GIVEN TASK:
Write out all the entries word for word, but skip any images.

►

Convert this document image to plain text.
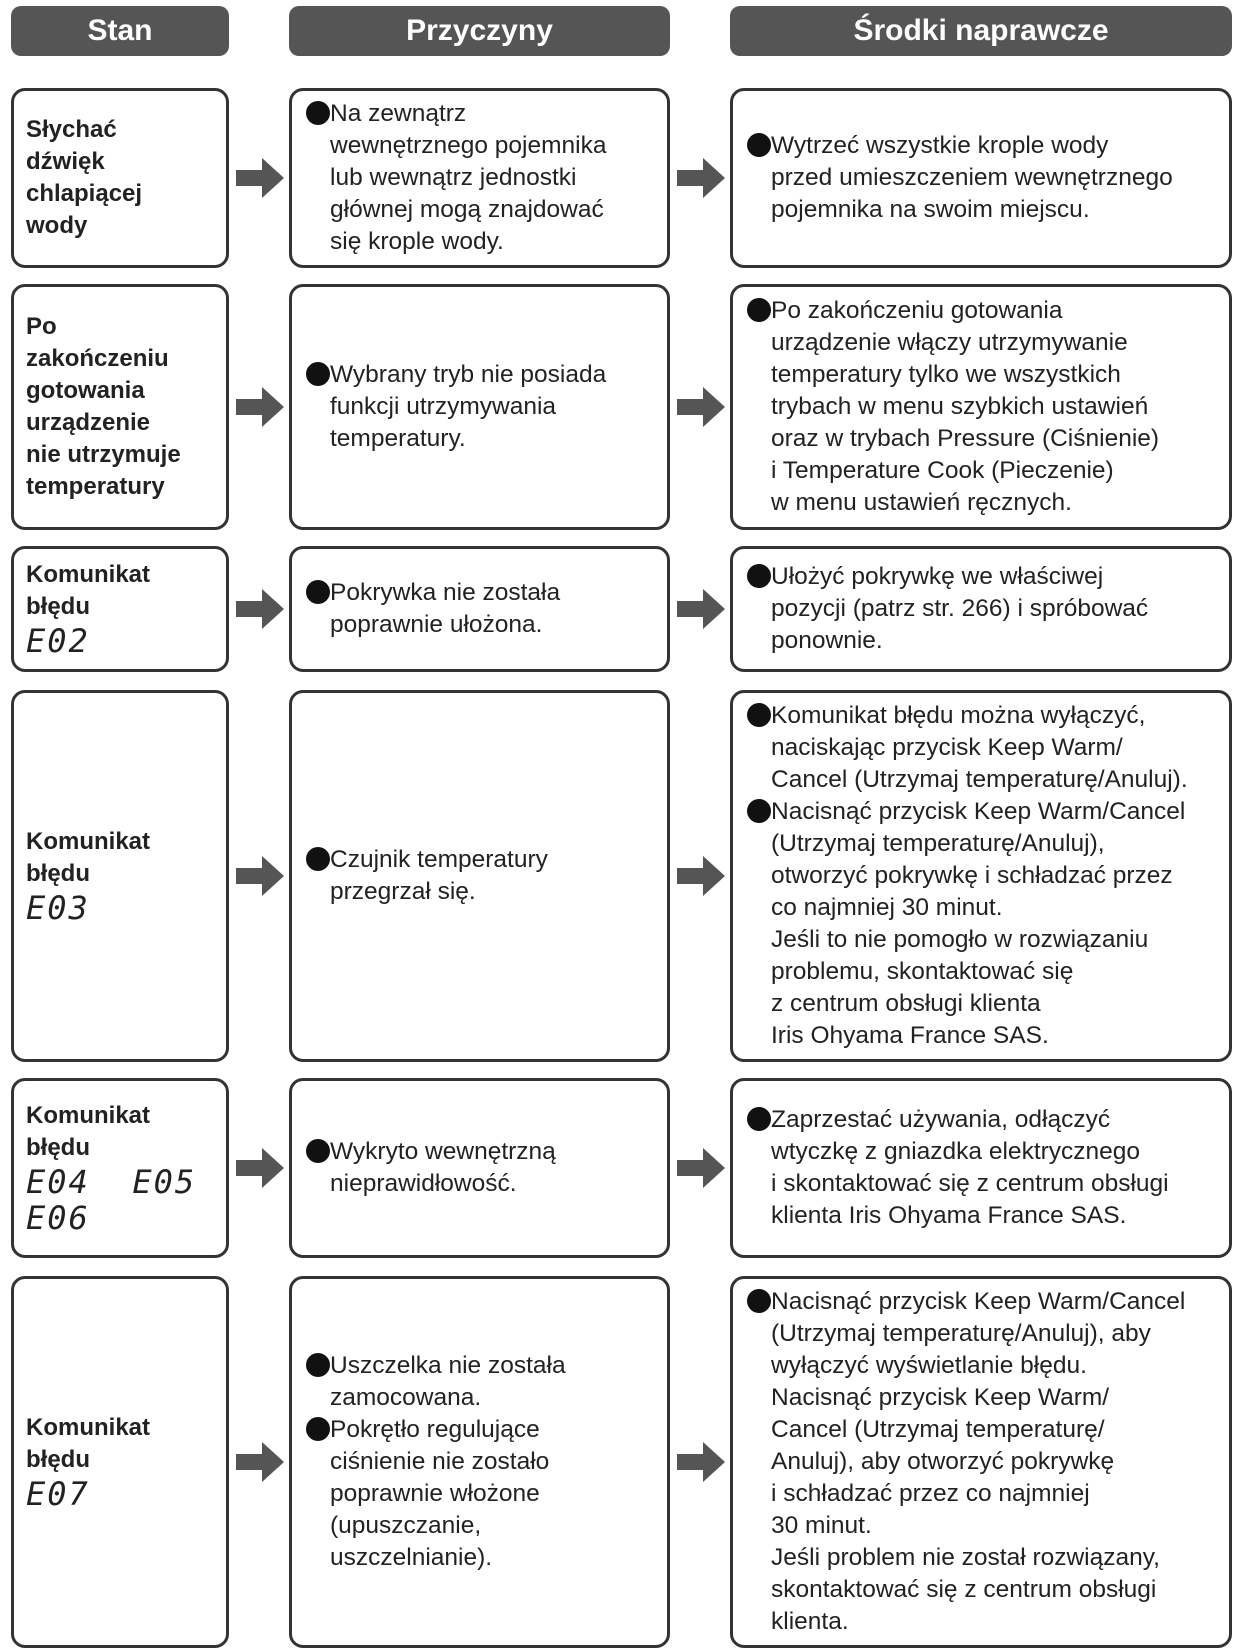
Stan	Przyczyny	Środki naprawcze
Słychać
dźwięk
chlapiącej
wody
Na zewnątrz
wewnętrznego pojemnika
lub wewnątrz jednostki
głównej mogą znajdować
się krople wody.
Wytrzeć wszystkie krople wody
przed umieszczeniem wewnętrznego
pojemnika na swoim miejscu.
Po
zakończeniu
gotowania
urządzenie
nie utrzymuje
temperatury
Wybrany tryb nie posiada
funkcji utrzymywania
temperatury.
Po zakończeniu gotowania
urządzenie włączy utrzymywanie
temperatury tylko we wszystkich
trybach w menu szybkich ustawień
oraz w trybach Pressure (Ciśnienie)
i Temperature Cook (Pieczenie)
w menu ustawień ręcznych.
Komunikat
błędu
E02
Pokrywka nie została
poprawnie ułożona.
Ułożyć pokrywkę we właściwej
pozycji (patrz str. 266) i spróbować
ponownie.
Komunikat
błędu
E03
Czujnik temperatury
przegrzał się.
Komunikat błędu można wyłączyć,
naciskając przycisk Keep Warm/
Cancel (Utrzymaj temperaturę/Anuluj).
Nacisnąć przycisk Keep Warm/Cancel
(Utrzymaj temperaturę/Anuluj),
otworzyć pokrywkę i schładzać przez
co najmniej 30 minut.
Jeśli to nie pomogło w rozwiązaniu
problemu, skontaktować się
z centrum obsługi klienta
Iris Ohyama France SAS.
Komunikat
błędu
E04  E05
E06
Wykryto wewnętrzną
nieprawidłowość.
Zaprzestać używania, odłączyć
wtyczkę z gniazdka elektrycznego
i skontaktować się z centrum obsługi
klienta Iris Ohyama France SAS.
Komunikat
błędu
E07
Uszczelka nie została
zamocowana.
Pokrętło regulujące
ciśnienie nie zostało
poprawnie włożone
(upuszczanie,
uszczelnianie).
Nacisnąć przycisk Keep Warm/Cancel
(Utrzymaj temperaturę/Anuluj), aby
wyłączyć wyświetlanie błędu.
Nacisnąć przycisk Keep Warm/
Cancel (Utrzymaj temperaturę/
Anuluj), aby otworzyć pokrywkę
i schładzać przez co najmniej
30 minut.
Jeśli problem nie został rozwiązany,
skontaktować się z centrum obsługi
klienta.
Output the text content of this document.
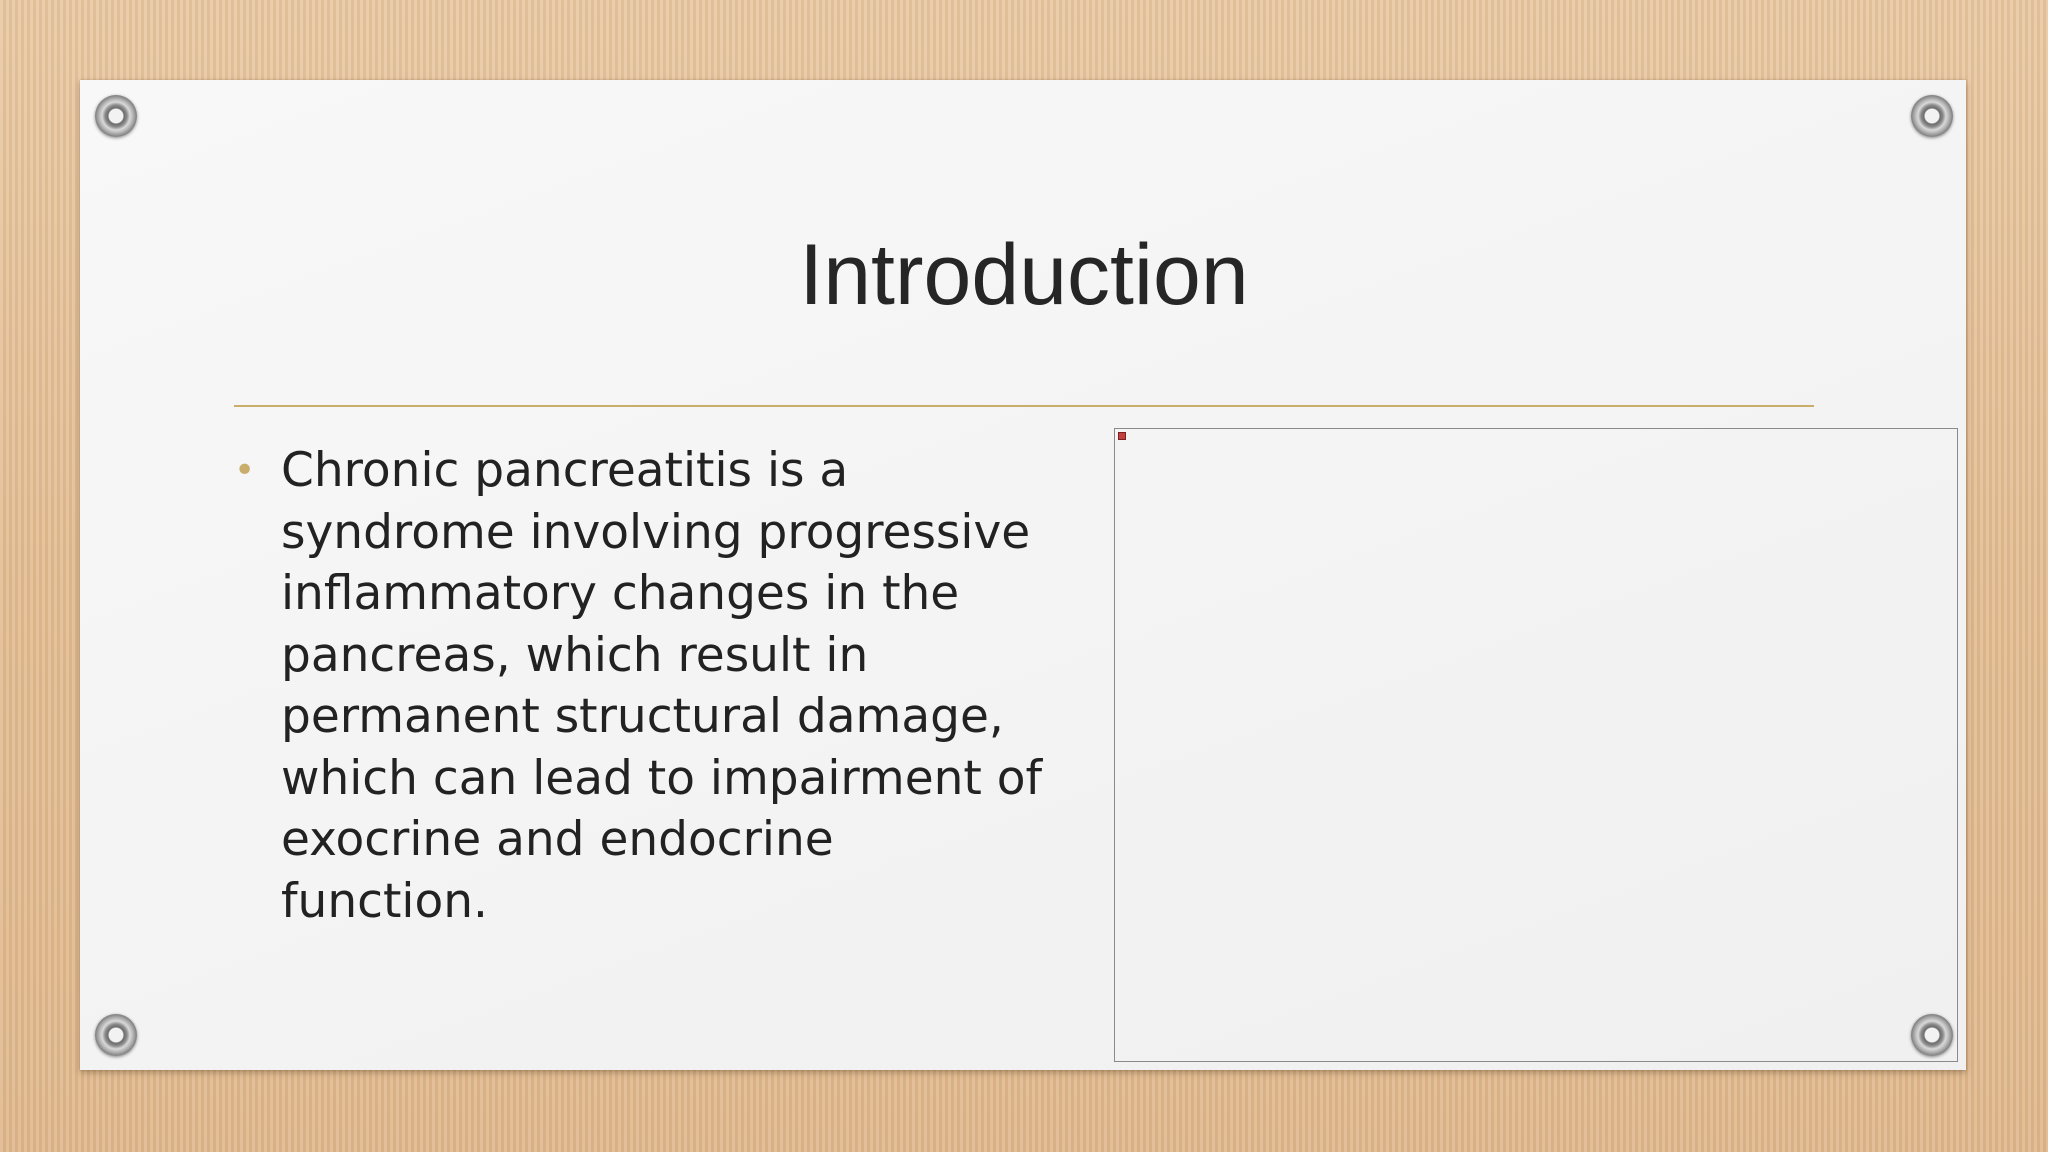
Introduction
• Chronic pancreatitis is a syndrome involving progressive inflammatory changes in the pancreas, which result in permanent structural damage, which can lead to impairment of exocrine and endocrine function.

◄

ANSWER TO THE EXERCISE:
Convert this document image to plain text.
Stan	Przyczyny	Środki naprawcze
Słychać
dźwięk
chlapiącej
wody
Na zewnątrz
wewnętrznego pojemnika
lub wewnątrz jednostki
głównej mogą znajdować
się krople wody.
Wytrzeć wszystkie krople wody
przed umieszczeniem wewnętrznego
pojemnika na swoim miejscu.
Po
zakończeniu
gotowania
urządzenie
nie utrzymuje
temperatury
Wybrany tryb nie posiada
funkcji utrzymywania
temperatury.
Po zakończeniu gotowania
urządzenie włączy utrzymywanie
temperatury tylko we wszystkich
trybach w menu szybkich ustawień
oraz w trybach Pressure (Ciśnienie)
i Temperature Cook (Pieczenie)
w menu ustawień ręcznych.
Komunikat
błędu
E02
Pokrywka nie została
poprawnie ułożona.
Ułożyć pokrywkę we właściwej
pozycji (patrz str. 266) i spróbować
ponownie.
Komunikat
błędu
E03
Czujnik temperatury
przegrzał się.
Komunikat błędu można wyłączyć,
naciskając przycisk Keep Warm/
Cancel (Utrzymaj temperaturę/Anuluj).
Nacisnąć przycisk Keep Warm/Cancel
(Utrzymaj temperaturę/Anuluj),
otworzyć pokrywkę i schładzać przez
co najmniej 30 minut.
Jeśli to nie pomogło w rozwiązaniu
problemu, skontaktować się
z centrum obsługi klienta
Iris Ohyama France SAS.
Komunikat
błędu
E04  E05
E06
Wykryto wewnętrzną
nieprawidłowość.
Zaprzestać używania, odłączyć
wtyczkę z gniazdka elektrycznego
i skontaktować się z centrum obsługi
klienta Iris Ohyama France SAS.
Komunikat
błędu
E07
Uszczelka nie została
zamocowana.
Pokrętło regulujące
ciśnienie nie zostało
poprawnie włożone
(upuszczanie,
uszczelnianie).
Nacisnąć przycisk Keep Warm/Cancel
(Utrzymaj temperaturę/Anuluj), aby
wyłączyć wyświetlanie błędu.
Nacisnąć przycisk Keep Warm/
Cancel (Utrzymaj temperaturę/
Anuluj), aby otworzyć pokrywkę
i schładzać przez co najmniej
30 minut.
Jeśli problem nie został rozwiązany,
skontaktować się z centrum obsługi
klienta.
Output the text content of this document.
Introduction
• Chronic pancreatitis is a syndrome involving progressive inflammatory changes in the pancreas, which result in permanent structural damage, which can lead to impairment of exocrine and endocrine function.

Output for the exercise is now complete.